-- start Records provided --

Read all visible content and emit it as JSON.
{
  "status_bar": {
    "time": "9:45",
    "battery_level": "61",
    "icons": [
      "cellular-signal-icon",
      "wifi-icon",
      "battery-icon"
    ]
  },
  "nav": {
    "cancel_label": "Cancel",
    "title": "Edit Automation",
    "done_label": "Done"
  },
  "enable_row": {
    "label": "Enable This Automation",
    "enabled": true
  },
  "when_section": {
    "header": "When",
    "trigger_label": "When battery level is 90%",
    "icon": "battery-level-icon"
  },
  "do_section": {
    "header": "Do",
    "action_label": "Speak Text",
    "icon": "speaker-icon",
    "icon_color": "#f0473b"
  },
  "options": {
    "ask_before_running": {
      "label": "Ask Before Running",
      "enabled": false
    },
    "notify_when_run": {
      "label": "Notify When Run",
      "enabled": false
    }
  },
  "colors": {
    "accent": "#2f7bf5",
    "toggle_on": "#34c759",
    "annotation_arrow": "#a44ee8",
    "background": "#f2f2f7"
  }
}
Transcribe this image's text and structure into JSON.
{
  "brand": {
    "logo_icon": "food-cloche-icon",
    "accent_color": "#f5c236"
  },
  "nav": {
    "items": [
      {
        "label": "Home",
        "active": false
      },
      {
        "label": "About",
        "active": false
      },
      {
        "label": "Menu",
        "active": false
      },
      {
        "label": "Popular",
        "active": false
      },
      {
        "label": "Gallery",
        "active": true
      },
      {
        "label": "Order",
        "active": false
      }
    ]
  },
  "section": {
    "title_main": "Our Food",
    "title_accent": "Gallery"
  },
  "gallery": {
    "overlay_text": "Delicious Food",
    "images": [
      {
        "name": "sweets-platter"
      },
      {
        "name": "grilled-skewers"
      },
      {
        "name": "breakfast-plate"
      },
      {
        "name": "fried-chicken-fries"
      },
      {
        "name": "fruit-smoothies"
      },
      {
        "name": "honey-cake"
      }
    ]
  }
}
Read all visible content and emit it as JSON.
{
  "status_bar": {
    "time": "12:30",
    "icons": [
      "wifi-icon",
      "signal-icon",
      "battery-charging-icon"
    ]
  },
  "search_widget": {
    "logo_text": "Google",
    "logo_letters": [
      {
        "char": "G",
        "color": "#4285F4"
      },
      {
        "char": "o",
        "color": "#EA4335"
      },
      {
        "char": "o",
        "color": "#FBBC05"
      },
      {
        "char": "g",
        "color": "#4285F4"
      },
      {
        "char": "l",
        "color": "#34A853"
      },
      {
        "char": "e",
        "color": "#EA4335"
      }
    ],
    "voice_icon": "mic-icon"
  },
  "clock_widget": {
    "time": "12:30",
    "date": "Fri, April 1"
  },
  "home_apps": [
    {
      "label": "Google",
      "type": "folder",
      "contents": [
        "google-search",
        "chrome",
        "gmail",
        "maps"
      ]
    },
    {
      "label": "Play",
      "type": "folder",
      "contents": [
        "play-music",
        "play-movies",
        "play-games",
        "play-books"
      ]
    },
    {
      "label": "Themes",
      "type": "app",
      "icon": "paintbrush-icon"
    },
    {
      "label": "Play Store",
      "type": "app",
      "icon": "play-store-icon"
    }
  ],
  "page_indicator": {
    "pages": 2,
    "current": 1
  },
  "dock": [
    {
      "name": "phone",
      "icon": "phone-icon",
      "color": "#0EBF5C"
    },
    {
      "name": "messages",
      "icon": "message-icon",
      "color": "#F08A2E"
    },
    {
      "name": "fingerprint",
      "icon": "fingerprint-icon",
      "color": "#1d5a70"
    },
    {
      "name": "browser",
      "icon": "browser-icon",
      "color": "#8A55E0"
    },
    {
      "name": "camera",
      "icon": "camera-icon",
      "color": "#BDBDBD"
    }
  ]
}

-- end Records provided --

Exercise instructions:
Give the number of lines in the entries above that include the string "name". No other output is expected.

Answer:
11